• Problem to solve: Reproduce each record below exactly as written.

• Supplied material:

────────

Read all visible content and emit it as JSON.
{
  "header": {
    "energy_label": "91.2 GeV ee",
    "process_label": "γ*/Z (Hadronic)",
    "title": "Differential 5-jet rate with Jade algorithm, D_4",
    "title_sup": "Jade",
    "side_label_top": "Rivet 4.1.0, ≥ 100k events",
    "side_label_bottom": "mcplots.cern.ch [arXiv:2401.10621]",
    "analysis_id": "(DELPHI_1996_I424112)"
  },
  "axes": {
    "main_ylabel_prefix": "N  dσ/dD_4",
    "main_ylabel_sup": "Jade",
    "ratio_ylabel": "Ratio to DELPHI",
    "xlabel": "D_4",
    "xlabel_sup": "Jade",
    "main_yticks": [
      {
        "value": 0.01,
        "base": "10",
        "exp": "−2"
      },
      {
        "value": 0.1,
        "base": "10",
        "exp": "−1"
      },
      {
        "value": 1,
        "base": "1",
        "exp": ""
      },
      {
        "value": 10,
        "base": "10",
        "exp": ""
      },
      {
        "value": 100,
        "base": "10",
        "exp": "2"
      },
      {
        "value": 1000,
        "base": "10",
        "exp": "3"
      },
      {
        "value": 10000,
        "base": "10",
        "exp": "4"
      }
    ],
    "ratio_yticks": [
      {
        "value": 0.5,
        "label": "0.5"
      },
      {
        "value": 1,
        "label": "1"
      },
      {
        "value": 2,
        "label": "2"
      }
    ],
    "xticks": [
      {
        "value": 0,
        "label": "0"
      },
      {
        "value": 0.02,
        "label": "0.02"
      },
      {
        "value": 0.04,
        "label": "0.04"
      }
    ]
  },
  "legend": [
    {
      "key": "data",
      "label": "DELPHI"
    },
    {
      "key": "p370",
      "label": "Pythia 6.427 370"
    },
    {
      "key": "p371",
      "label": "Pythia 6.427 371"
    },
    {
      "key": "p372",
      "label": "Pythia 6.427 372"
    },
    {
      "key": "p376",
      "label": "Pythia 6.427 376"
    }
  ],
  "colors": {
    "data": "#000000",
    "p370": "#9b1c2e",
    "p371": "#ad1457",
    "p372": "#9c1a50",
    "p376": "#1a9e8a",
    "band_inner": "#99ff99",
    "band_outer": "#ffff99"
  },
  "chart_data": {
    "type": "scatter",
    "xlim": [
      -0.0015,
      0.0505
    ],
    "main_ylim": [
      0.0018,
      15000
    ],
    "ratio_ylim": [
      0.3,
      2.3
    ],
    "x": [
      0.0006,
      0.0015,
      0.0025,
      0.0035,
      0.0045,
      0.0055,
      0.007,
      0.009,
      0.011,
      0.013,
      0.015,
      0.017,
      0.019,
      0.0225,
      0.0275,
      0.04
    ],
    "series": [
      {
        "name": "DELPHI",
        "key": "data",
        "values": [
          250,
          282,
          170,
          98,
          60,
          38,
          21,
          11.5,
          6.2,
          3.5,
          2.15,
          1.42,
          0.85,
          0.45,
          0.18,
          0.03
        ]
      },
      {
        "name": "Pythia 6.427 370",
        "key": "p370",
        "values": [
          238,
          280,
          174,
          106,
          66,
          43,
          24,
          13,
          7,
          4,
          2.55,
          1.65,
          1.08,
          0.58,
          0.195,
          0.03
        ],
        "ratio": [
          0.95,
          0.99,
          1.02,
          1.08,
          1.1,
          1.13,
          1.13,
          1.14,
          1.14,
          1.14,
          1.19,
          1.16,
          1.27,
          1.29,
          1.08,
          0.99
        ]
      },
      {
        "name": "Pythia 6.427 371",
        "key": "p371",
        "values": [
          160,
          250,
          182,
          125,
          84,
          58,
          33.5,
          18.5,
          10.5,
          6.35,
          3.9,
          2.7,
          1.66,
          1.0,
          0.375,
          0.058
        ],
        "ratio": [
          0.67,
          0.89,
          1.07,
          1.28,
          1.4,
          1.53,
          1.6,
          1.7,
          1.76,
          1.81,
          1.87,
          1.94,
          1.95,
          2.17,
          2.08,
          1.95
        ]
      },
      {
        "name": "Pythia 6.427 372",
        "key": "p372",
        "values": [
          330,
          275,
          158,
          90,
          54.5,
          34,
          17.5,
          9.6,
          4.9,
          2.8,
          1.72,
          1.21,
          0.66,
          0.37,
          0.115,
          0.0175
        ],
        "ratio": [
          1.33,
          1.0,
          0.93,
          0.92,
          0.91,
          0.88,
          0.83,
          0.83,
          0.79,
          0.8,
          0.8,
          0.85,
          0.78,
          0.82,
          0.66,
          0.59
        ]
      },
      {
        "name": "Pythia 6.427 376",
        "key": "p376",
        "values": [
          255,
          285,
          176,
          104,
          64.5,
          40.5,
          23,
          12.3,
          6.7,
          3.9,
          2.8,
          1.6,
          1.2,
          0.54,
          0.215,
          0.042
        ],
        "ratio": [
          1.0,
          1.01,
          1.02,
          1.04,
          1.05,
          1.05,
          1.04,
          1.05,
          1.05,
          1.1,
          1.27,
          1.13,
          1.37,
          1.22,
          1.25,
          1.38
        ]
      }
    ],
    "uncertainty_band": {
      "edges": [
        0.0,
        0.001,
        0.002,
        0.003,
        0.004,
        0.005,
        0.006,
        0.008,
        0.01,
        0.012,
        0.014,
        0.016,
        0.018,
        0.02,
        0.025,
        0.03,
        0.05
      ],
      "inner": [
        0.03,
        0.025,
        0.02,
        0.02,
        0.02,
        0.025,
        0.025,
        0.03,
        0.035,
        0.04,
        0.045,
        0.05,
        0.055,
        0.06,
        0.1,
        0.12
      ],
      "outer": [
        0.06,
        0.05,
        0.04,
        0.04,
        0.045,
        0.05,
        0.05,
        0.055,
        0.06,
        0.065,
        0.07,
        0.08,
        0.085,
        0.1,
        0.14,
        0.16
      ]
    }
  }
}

────────

• Result:
Read all visible content and emit it as JSON.
{
  "header": {
    "energy_label": "91.2 GeV ee",
    "process_label": "γ*/Z (Hadronic)",
    "title": "Differential 5-jet rate with Jade algorithm, D_4",
    "title_sup": "Jade",
    "side_label_top": "Rivet 4.1.0, ≥ 100k events",
    "side_label_bottom": "mcplots.cern.ch [arXiv:2401.10621]",
    "analysis_id": "(DELPHI_1996_I424112)"
  },
  "axes": {
    "main_ylabel_prefix": "N  dσ/dD_4",
    "main_ylabel_sup": "Jade",
    "ratio_ylabel": "Ratio to DELPHI",
    "xlabel": "D_4",
    "xlabel_sup": "Jade",
    "main_yticks": [
      {
        "value": 0.01,
        "base": "10",
        "exp": "−2"
      },
      {
        "value": 0.1,
        "base": "10",
        "exp": "−1"
      },
      {
        "value": 1,
        "base": "1",
        "exp": ""
      },
      {
        "value": 10,
        "base": "10",
        "exp": ""
      },
      {
        "value": 100,
        "base": "10",
        "exp": "2"
      },
      {
        "value": 1000,
        "base": "10",
        "exp": "3"
      },
      {
        "value": 10000,
        "base": "10",
        "exp": "4"
      }
    ],
    "ratio_yticks": [
      {
        "value": 0.5,
        "label": "0.5"
      },
      {
        "value": 1,
        "label": "1"
      },
      {
        "value": 2,
        "label": "2"
      }
    ],
    "xticks": [
      {
        "value": 0,
        "label": "0"
      },
      {
        "value": 0.02,
        "label": "0.02"
      },
      {
        "value": 0.04,
        "label": "0.04"
      }
    ]
  },
  "legend": [
    {
      "key": "data",
      "label": "DELPHI"
    },
    {
      "key": "p370",
      "label": "Pythia 6.427 370"
    },
    {
      "key": "p371",
      "label": "Pythia 6.427 371"
    },
    {
      "key": "p372",
      "label": "Pythia 6.427 372"
    },
    {
      "key": "p376",
      "label": "Pythia 6.427 376"
    }
  ],
  "colors": {
    "data": "#000000",
    "p370": "#9b1c2e",
    "p371": "#ad1457",
    "p372": "#9c1a50",
    "p376": "#1a9e8a",
    "band_inner": "#99ff99",
    "band_outer": "#ffff99"
  },
  "chart_data": {
    "type": "scatter",
    "xlim": [
      -0.0015,
      0.0505
    ],
    "main_ylim": [
      0.0018,
      15000
    ],
    "ratio_ylim": [
      0.3,
      2.3
    ],
    "x": [
      0.0006,
      0.0015,
      0.0025,
      0.0035,
      0.0045,
      0.0055,
      0.007,
      0.009,
      0.011,
      0.013,
      0.015,
      0.017,
      0.019,
      0.0225,
      0.0275,
      0.04
    ],
    "series": [
      {
        "name": "DELPHI",
        "key": "data",
        "values": [
          250,
          282,
          170,
          98,
          60,
          38,
          21,
          11.5,
          6.2,
          3.5,
          2.15,
          1.42,
          0.85,
          0.45,
          0.18,
          0.03
        ]
      },
      {
        "name": "Pythia 6.427 370",
        "key": "p370",
        "values": [
          238,
          280,
          174,
          106,
          66,
          43,
          24,
          13,
          7,
          4,
          2.55,
          1.65,
          1.08,
          0.58,
          0.195,
          0.03
        ],
        "ratio": [
          0.95,
          0.99,
          1.02,
          1.08,
          1.1,
          1.13,
          1.13,
          1.14,
          1.14,
          1.14,
          1.19,
          1.16,
          1.27,
          1.29,
          1.08,
          0.99
        ]
      },
      {
        "name": "Pythia 6.427 371",
        "key": "p371",
        "values": [
          160,
          250,
          182,
          125,
          84,
          58,
          33.5,
          18.5,
          10.5,
          6.35,
          3.9,
          2.7,
          1.66,
          1.0,
          0.375,
          0.058
        ],
        "ratio": [
          0.67,
          0.89,
          1.07,
          1.28,
          1.4,
          1.53,
          1.6,
          1.7,
          1.76,
          1.81,
          1.87,
          1.94,
          1.95,
          2.17,
          2.08,
          1.95
        ]
      },
      {
        "name": "Pythia 6.427 372",
        "key": "p372",
        "values": [
          330,
          275,
          158,
          90,
          54.5,
          34,
          17.5,
          9.6,
          4.9,
          2.8,
          1.72,
          1.21,
          0.66,
          0.37,
          0.115,
          0.0175
        ],
        "ratio": [
          1.33,
          1.0,
          0.93,
          0.92,
          0.91,
          0.88,
          0.83,
          0.83,
          0.79,
          0.8,
          0.8,
          0.85,
          0.78,
          0.82,
          0.66,
          0.59
        ]
      },
      {
        "name": "Pythia 6.427 376",
        "key": "p376",
        "values": [
          255,
          285,
          176,
          104,
          64.5,
          40.5,
          23,
          12.3,
          6.7,
          3.9,
          2.8,
          1.6,
          1.2,
          0.54,
          0.215,
          0.042
        ],
        "ratio": [
          1.0,
          1.01,
          1.02,
          1.04,
          1.05,
          1.05,
          1.04,
          1.05,
          1.05,
          1.1,
          1.27,
          1.13,
          1.37,
          1.22,
          1.25,
          1.38
        ]
      }
    ],
    "uncertainty_band": {
      "edges": [
        0.0,
        0.001,
        0.002,
        0.003,
        0.004,
        0.005,
        0.006,
        0.008,
        0.01,
        0.012,
        0.014,
        0.016,
        0.018,
        0.02,
        0.025,
        0.03,
        0.05
      ],
      "inner": [
        0.03,
        0.025,
        0.02,
        0.02,
        0.02,
        0.025,
        0.025,
        0.03,
        0.035,
        0.04,
        0.045,
        0.05,
        0.055,
        0.06,
        0.1,
        0.12
      ],
      "outer": [
        0.06,
        0.05,
        0.04,
        0.04,
        0.045,
        0.05,
        0.05,
        0.055,
        0.06,
        0.065,
        0.07,
        0.08,
        0.085,
        0.1,
        0.14,
        0.16
      ]
    }
  }
}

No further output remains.